--- TASK OBJECTIVE ---
Wherever "Subtropical" appears in a line, copy that line.

--- LISTING ---
· · · · · · ·

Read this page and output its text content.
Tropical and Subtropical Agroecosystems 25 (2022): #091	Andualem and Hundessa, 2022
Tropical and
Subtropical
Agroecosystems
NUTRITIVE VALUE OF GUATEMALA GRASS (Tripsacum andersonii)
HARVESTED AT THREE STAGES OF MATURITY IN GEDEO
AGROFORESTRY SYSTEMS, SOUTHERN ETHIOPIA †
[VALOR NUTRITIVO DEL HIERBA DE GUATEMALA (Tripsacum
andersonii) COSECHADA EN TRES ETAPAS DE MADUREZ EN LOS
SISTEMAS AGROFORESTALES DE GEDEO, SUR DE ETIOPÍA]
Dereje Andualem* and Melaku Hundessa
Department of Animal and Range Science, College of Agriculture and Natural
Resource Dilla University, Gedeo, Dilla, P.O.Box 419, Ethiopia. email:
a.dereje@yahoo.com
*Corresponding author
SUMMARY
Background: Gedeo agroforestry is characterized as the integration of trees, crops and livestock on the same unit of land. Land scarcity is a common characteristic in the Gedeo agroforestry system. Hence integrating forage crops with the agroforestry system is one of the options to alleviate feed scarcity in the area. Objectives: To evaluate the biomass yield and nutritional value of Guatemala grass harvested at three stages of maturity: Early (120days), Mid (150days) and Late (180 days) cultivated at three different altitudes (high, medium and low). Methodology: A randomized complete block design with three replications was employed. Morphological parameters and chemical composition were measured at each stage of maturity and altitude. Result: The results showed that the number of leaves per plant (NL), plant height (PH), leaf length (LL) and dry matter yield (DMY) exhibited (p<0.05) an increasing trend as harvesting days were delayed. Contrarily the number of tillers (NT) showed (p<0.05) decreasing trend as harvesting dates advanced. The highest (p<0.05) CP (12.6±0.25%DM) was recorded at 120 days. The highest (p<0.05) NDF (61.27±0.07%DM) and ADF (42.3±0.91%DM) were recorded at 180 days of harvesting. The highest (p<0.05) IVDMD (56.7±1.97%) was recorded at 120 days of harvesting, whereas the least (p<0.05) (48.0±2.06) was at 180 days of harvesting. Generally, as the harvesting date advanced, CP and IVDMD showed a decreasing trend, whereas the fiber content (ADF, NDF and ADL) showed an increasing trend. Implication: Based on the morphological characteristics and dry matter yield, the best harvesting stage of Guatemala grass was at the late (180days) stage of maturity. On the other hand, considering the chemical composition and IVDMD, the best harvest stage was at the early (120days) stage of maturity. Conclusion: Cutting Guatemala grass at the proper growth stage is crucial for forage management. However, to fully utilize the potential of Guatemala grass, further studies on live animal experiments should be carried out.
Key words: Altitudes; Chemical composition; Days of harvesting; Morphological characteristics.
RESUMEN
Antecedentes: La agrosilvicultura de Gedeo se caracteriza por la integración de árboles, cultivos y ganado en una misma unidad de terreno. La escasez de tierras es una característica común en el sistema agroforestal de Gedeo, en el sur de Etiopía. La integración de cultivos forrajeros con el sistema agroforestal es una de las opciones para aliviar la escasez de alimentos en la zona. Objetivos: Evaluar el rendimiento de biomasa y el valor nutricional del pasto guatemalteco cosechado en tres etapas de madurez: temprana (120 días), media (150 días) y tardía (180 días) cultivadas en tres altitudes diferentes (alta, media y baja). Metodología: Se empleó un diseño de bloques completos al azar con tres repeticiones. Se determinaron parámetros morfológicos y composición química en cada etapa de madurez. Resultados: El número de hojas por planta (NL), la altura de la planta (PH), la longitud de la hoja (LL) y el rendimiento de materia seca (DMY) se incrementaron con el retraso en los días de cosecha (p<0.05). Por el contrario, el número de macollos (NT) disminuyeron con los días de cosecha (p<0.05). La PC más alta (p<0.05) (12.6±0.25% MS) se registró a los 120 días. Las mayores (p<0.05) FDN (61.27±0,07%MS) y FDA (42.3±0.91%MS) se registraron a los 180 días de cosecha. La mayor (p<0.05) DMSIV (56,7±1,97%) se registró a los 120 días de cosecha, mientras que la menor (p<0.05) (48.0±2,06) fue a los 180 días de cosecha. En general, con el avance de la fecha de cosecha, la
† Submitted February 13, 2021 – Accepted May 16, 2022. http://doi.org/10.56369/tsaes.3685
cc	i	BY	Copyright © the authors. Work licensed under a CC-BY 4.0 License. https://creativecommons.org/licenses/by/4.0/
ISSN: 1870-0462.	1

· · · · · · ·

--- OUTPUT OF THE TASK ---
Tropical and Subtropical Agroecosystems 25 (2022): #091	Andualem and Hundessa, 2022
Subtropical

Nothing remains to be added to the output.